Más adelante, la Constitución Política de la República Mexicana de 1857 establece en su artículo 92 que la elección de los individuos de la Suprema Corte de Justicia “será indirecta en primer grado, en los términos que disponga la ley electoral”. La concepción de la naturaleza y alcances de las facultades del Poder Judicial es interesante en ese caso, dado que la Corte es integrada no solamente por los ministros, sino por “un fiscal y un procurador general” (artículo 91). No obstante, la separación de los poderes de la Unión se mantiene, una vez más, al menos en la letra de la Ley Fundamental. Cabe señalar casi de manera anecdótica que es el Congreso Constituyente de 1856-1857 el que determina desaparecer del mapa de la representación nacional, al Senado de la República.
Lo que nos interesa en este caso particular es poner de relieve el hecho de que en 1857 se determina que sean las legislaturas de los Estados las que definan a los integrantes de la Corte Suprema de Justicia. La razón de esto se remonta a las concepciones originales de 1814, en donde se había manifestado que la soberanía residía en el pueblo y que, sobre tal base, residiría “su ejercicio en la representación nacional compuesta de diputados elegidos por los ciudadanos” (artículo 5º, 1814; 39º, hoy).
Transcurren seis décadas. El principio de la separación de poderes se conserva incluso en el texto original de 1917. En esta se precisa que será el Congreso de la Unión en funciones de Colegio Electoral el que defina los nombres de los integrantes de la Suprema Corte de Justicia de la Nación (artículo 96). Cuando se alude al Congreso de la Unión se hace referencia a Diputados Federales y a los Senadores de la República; aquí, a diferencia de lo que ocurre con la Constitución del ’57, que se refiere al Congreso de la Unión (artículo 51) y al Congreso Federal (artículo 65), de manera indistinta, pero aludiendo solamente a la Cámara de Diputados.

| Qué se pide |
¿Puedes repetir sin cambios el fragmento del texto sobre la elección de la Suprema Corte que comienza con las palabras que contienen "Más adelante, la" y termina con "de la República."?

| Datos proporcionados |

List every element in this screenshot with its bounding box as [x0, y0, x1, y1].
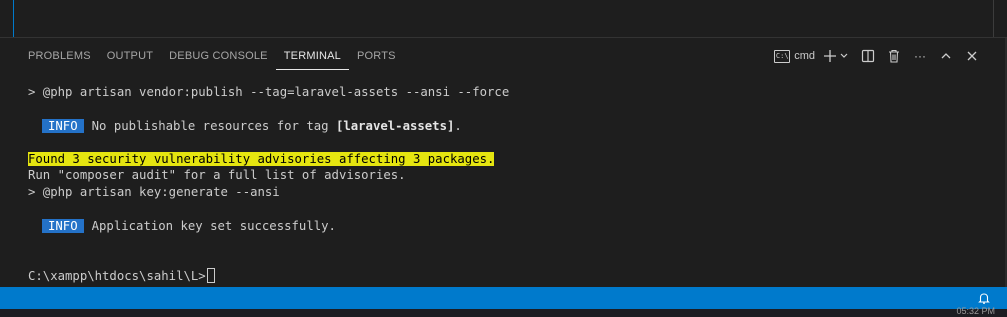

| Respuesta correcta |
Más adelante, la Constitución Política de la República Mexicana de 1857 establece en su artículo 92 que la elección de los individuos de la Suprema Corte de Justicia “será indirecta en primer grado, en los términos que disponga la ley electoral”. La concepción de la naturaleza y alcances de las facultades del Poder Judicial es interesante en ese caso, dado que la Corte es integrada no solamente por los ministros, sino por “un fiscal y un procurador general” (artículo 91). No obstante, la separación de los poderes de la Unión se mantiene, una vez más, al menos en la letra de la Ley Fundamental. Cabe señalar casi de manera anecdótica que es el Congreso Constituyente de 1856-1857 el que determina desaparecer del mapa de la representación nacional, al Senado de la República.